Extracted records:
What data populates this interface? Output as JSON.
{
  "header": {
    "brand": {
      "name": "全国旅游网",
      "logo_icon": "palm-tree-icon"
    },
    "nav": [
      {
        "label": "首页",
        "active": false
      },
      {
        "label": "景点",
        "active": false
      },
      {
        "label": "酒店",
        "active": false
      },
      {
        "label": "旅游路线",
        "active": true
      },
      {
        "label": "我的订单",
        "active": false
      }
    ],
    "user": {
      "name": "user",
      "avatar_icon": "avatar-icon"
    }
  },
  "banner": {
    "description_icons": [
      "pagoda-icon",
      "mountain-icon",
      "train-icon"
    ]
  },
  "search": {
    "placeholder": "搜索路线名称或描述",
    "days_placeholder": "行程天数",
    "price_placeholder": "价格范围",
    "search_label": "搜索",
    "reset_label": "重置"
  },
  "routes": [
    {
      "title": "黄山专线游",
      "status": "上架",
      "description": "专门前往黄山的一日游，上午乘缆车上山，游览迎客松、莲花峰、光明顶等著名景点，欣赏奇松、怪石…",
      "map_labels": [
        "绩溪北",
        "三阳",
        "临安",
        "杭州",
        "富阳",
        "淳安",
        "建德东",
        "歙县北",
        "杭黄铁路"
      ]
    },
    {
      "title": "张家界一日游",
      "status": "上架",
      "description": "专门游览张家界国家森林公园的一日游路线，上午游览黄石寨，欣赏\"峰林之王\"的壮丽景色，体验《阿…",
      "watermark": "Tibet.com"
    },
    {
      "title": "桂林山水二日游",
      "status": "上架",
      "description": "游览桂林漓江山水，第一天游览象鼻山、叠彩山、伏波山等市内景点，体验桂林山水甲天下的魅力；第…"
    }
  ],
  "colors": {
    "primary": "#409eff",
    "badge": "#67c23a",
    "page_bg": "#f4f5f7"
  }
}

Stated task: All of the material must be reproduced exactly.

Result for this task:
What data populates this interface? Output as JSON.
{
  "header": {
    "brand": {
      "name": "全国旅游网",
      "logo_icon": "palm-tree-icon"
    },
    "nav": [
      {
        "label": "首页",
        "active": false
      },
      {
        "label": "景点",
        "active": false
      },
      {
        "label": "酒店",
        "active": false
      },
      {
        "label": "旅游路线",
        "active": true
      },
      {
        "label": "我的订单",
        "active": false
      }
    ],
    "user": {
      "name": "user",
      "avatar_icon": "avatar-icon"
    }
  },
  "banner": {
    "description_icons": [
      "pagoda-icon",
      "mountain-icon",
      "train-icon"
    ]
  },
  "search": {
    "placeholder": "搜索路线名称或描述",
    "days_placeholder": "行程天数",
    "price_placeholder": "价格范围",
    "search_label": "搜索",
    "reset_label": "重置"
  },
  "routes": [
    {
      "title": "黄山专线游",
      "status": "上架",
      "description": "专门前往黄山的一日游，上午乘缆车上山，游览迎客松、莲花峰、光明顶等著名景点，欣赏奇松、怪石…",
      "map_labels": [
        "绩溪北",
        "三阳",
        "临安",
        "杭州",
        "富阳",
        "淳安",
        "建德东",
        "歙县北",
        "杭黄铁路"
      ]
    },
    {
      "title": "张家界一日游",
      "status": "上架",
      "description": "专门游览张家界国家森林公园的一日游路线，上午游览黄石寨，欣赏\"峰林之王\"的壮丽景色，体验《阿…",
      "watermark": "Tibet.com"
    },
    {
      "title": "桂林山水二日游",
      "status": "上架",
      "description": "游览桂林漓江山水，第一天游览象鼻山、叠彩山、伏波山等市内景点，体验桂林山水甲天下的魅力；第…"
    }
  ],
  "colors": {
    "primary": "#409eff",
    "badge": "#67c23a",
    "page_bg": "#f4f5f7"
  }
}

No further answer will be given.